--- begin DATA SECTION ---

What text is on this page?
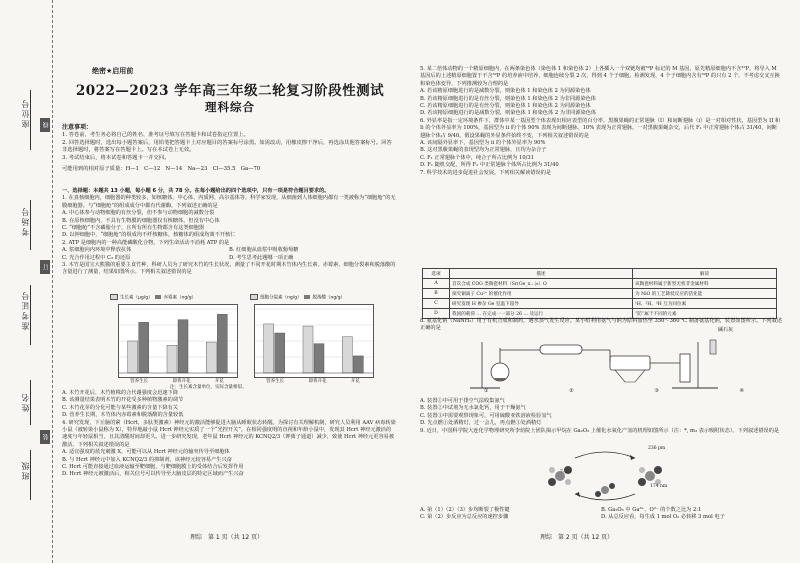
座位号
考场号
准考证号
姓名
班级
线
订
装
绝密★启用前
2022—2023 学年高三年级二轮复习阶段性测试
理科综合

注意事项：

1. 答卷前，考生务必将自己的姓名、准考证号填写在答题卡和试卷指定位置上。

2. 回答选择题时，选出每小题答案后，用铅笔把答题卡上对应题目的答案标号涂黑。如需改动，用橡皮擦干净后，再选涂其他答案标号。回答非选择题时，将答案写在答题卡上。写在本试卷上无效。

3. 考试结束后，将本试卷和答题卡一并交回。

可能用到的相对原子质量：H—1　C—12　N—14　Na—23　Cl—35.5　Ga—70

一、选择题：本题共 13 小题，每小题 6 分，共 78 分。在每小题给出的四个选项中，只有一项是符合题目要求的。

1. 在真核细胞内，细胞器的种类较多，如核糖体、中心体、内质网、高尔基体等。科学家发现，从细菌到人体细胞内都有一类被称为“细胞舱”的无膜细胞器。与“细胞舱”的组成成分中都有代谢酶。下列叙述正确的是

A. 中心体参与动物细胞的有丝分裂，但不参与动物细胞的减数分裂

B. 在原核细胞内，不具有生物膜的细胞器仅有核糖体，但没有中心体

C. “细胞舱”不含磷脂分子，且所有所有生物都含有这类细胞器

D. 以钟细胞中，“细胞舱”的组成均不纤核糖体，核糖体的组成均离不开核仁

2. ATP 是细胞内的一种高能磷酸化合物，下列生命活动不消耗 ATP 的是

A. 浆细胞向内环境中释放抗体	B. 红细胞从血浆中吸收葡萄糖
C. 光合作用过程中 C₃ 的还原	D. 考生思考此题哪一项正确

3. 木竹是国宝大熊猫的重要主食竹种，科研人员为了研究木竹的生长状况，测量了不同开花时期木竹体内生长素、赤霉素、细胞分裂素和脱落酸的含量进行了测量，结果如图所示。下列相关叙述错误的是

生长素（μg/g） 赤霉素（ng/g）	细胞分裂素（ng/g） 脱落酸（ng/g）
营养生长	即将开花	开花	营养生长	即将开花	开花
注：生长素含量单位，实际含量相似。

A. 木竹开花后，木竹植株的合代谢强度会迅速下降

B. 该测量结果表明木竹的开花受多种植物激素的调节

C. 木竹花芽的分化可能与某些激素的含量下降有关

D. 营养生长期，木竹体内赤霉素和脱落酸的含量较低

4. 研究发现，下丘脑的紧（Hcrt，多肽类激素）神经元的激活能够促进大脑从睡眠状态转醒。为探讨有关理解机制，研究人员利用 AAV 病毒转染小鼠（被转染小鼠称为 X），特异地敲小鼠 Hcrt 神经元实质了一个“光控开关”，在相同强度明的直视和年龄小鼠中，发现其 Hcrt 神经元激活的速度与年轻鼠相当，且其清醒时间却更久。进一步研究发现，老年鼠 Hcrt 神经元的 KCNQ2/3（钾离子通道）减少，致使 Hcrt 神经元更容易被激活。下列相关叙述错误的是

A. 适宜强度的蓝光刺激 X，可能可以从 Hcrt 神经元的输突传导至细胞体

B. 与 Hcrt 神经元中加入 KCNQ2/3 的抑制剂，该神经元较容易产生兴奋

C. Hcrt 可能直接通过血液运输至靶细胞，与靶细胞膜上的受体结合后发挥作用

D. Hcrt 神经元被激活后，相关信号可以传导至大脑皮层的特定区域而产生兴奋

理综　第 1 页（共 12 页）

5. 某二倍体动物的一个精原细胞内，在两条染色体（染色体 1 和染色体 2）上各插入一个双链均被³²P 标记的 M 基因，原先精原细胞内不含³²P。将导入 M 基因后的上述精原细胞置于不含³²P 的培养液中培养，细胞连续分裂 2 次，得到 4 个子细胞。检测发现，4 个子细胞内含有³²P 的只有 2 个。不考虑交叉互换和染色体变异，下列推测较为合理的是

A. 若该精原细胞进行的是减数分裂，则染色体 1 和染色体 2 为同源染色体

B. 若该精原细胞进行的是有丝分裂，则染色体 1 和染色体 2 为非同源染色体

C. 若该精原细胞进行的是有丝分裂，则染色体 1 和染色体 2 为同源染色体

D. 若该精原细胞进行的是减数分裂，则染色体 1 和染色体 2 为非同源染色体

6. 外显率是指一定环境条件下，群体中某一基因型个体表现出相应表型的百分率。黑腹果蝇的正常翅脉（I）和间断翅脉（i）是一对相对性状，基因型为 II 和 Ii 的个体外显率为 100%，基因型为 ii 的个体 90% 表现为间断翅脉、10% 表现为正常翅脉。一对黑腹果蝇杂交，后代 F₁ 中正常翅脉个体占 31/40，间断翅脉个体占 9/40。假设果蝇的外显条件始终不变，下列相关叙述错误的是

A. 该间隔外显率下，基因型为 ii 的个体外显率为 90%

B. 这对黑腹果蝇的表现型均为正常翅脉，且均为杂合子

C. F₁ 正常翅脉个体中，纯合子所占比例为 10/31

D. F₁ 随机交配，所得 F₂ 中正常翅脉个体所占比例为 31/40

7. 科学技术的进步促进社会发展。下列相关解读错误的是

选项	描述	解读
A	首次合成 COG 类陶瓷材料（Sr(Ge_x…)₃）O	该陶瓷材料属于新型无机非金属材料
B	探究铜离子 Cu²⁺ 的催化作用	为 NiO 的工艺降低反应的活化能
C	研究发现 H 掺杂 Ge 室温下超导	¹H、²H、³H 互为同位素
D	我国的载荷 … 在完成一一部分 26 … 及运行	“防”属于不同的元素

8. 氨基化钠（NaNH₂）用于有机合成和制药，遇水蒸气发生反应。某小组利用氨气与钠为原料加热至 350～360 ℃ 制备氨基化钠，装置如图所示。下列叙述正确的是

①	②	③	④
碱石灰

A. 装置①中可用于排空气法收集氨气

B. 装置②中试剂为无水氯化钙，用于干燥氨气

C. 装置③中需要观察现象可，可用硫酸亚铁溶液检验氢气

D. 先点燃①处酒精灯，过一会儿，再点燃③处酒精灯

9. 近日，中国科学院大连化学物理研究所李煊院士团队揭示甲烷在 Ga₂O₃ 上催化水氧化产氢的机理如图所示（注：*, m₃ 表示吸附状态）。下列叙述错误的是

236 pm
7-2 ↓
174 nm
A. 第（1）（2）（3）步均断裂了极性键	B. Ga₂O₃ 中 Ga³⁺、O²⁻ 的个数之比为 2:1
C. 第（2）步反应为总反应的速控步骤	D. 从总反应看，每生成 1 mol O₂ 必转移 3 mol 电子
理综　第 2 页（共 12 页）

--- end DATA SECTION ---

▶ _WHAT THIS TASK INVOLVES_
Write out the records above once more, word for word, with no pictures.

▶ _TASK OUTPUT_
What text is on this page?
座位号
考场号
准考证号
姓名
班级
线
订
装
绝密★启用前
2022—2023 学年高三年级二轮复习阶段性测试
理科综合

注意事项：

1. 答卷前，考生务必将自己的姓名、准考证号填写在答题卡和试卷指定位置上。

2. 回答选择题时，选出每小题答案后，用铅笔把答题卡上对应题目的答案标号涂黑。如需改动，用橡皮擦干净后，再选涂其他答案标号。回答非选择题时，将答案写在答题卡上。写在本试卷上无效。

3. 考试结束后，将本试卷和答题卡一并交回。

可能用到的相对原子质量：H—1　C—12　N—14　Na—23　Cl—35.5　Ga—70

一、选择题：本题共 13 小题，每小题 6 分，共 78 分。在每小题给出的四个选项中，只有一项是符合题目要求的。

1. 在真核细胞内，细胞器的种类较多，如核糖体、中心体、内质网、高尔基体等。科学家发现，从细菌到人体细胞内都有一类被称为“细胞舱”的无膜细胞器。与“细胞舱”的组成成分中都有代谢酶。下列叙述正确的是

A. 中心体参与动物细胞的有丝分裂，但不参与动物细胞的减数分裂

B. 在原核细胞内，不具有生物膜的细胞器仅有核糖体，但没有中心体

C. “细胞舱”不含磷脂分子，且所有所有生物都含有这类细胞器

D. 以钟细胞中，“细胞舱”的组成均不纤核糖体，核糖体的组成均离不开核仁

2. ATP 是细胞内的一种高能磷酸化合物，下列生命活动不消耗 ATP 的是

A. 浆细胞向内环境中释放抗体	B. 红细胞从血浆中吸收葡萄糖
C. 光合作用过程中 C₃ 的还原	D. 考生思考此题哪一项正确

3. 木竹是国宝大熊猫的重要主食竹种，科研人员为了研究木竹的生长状况，测量了不同开花时期木竹体内生长素、赤霉素、细胞分裂素和脱落酸的含量进行了测量，结果如图所示。下列相关叙述错误的是

生长素（μg/g） 赤霉素（ng/g）	细胞分裂素（ng/g） 脱落酸（ng/g）
营养生长	即将开花	开花	营养生长	即将开花	开花
注：生长素含量单位，实际含量相似。

A. 木竹开花后，木竹植株的合代谢强度会迅速下降

B. 该测量结果表明木竹的开花受多种植物激素的调节

C. 木竹花芽的分化可能与某些激素的含量下降有关

D. 营养生长期，木竹体内赤霉素和脱落酸的含量较低

4. 研究发现，下丘脑的紧（Hcrt，多肽类激素）神经元的激活能够促进大脑从睡眠状态转醒。为探讨有关理解机制，研究人员利用 AAV 病毒转染小鼠（被转染小鼠称为 X），特异地敲小鼠 Hcrt 神经元实质了一个“光控开关”，在相同强度明的直视和年龄小鼠中，发现其 Hcrt 神经元激活的速度与年轻鼠相当，且其清醒时间却更久。进一步研究发现，老年鼠 Hcrt 神经元的 KCNQ2/3（钾离子通道）减少，致使 Hcrt 神经元更容易被激活。下列相关叙述错误的是

A. 适宜强度的蓝光刺激 X，可能可以从 Hcrt 神经元的输突传导至细胞体

B. 与 Hcrt 神经元中加入 KCNQ2/3 的抑制剂，该神经元较容易产生兴奋

C. Hcrt 可能直接通过血液运输至靶细胞，与靶细胞膜上的受体结合后发挥作用

D. Hcrt 神经元被激活后，相关信号可以传导至大脑皮层的特定区域而产生兴奋

理综　第 1 页（共 12 页）

5. 某二倍体动物的一个精原细胞内，在两条染色体（染色体 1 和染色体 2）上各插入一个双链均被³²P 标记的 M 基因，原先精原细胞内不含³²P。将导入 M 基因后的上述精原细胞置于不含³²P 的培养液中培养，细胞连续分裂 2 次，得到 4 个子细胞。检测发现，4 个子细胞内含有³²P 的只有 2 个。不考虑交叉互换和染色体变异，下列推测较为合理的是

A. 若该精原细胞进行的是减数分裂，则染色体 1 和染色体 2 为同源染色体

B. 若该精原细胞进行的是有丝分裂，则染色体 1 和染色体 2 为非同源染色体

C. 若该精原细胞进行的是有丝分裂，则染色体 1 和染色体 2 为同源染色体

D. 若该精原细胞进行的是减数分裂，则染色体 1 和染色体 2 为非同源染色体

6. 外显率是指一定环境条件下，群体中某一基因型个体表现出相应表型的百分率。黑腹果蝇的正常翅脉（I）和间断翅脉（i）是一对相对性状，基因型为 II 和 Ii 的个体外显率为 100%，基因型为 ii 的个体 90% 表现为间断翅脉、10% 表现为正常翅脉。一对黑腹果蝇杂交，后代 F₁ 中正常翅脉个体占 31/40，间断翅脉个体占 9/40。假设果蝇的外显条件始终不变，下列相关叙述错误的是

A. 该间隔外显率下，基因型为 ii 的个体外显率为 90%

B. 这对黑腹果蝇的表现型均为正常翅脉，且均为杂合子

C. F₁ 正常翅脉个体中，纯合子所占比例为 10/31

D. F₁ 随机交配，所得 F₂ 中正常翅脉个体所占比例为 31/40

7. 科学技术的进步促进社会发展。下列相关解读错误的是

选项	描述	解读
A	首次合成 COG 类陶瓷材料（Sr(Ge_x…)₃）O	该陶瓷材料属于新型无机非金属材料
B	探究铜离子 Cu²⁺ 的催化作用	为 NiO 的工艺降低反应的活化能
C	研究发现 H 掺杂 Ge 室温下超导	¹H、²H、³H 互为同位素
D	我国的载荷 … 在完成一一部分 26 … 及运行	“防”属于不同的元素

8. 氨基化钠（NaNH₂）用于有机合成和制药，遇水蒸气发生反应。某小组利用氨气与钠为原料加热至 350～360 ℃ 制备氨基化钠，装置如图所示。下列叙述正确的是

①	②	③	④
碱石灰

A. 装置①中可用于排空气法收集氨气

B. 装置②中试剂为无水氯化钙，用于干燥氨气

C. 装置③中需要观察现象可，可用硫酸亚铁溶液检验氢气

D. 先点燃①处酒精灯，过一会儿，再点燃③处酒精灯

9. 近日，中国科学院大连化学物理研究所李煊院士团队揭示甲烷在 Ga₂O₃ 上催化水氧化产氢的机理如图所示（注：*, m₃ 表示吸附状态）。下列叙述错误的是

236 pm
7-2 ↓
174 nm
A. 第（1）（2）（3）步均断裂了极性键	B. Ga₂O₃ 中 Ga³⁺、O²⁻ 的个数之比为 2:1
C. 第（2）步反应为总反应的速控步骤	D. 从总反应看，每生成 1 mol O₂ 必转移 3 mol 电子
理综　第 2 页（共 12 页）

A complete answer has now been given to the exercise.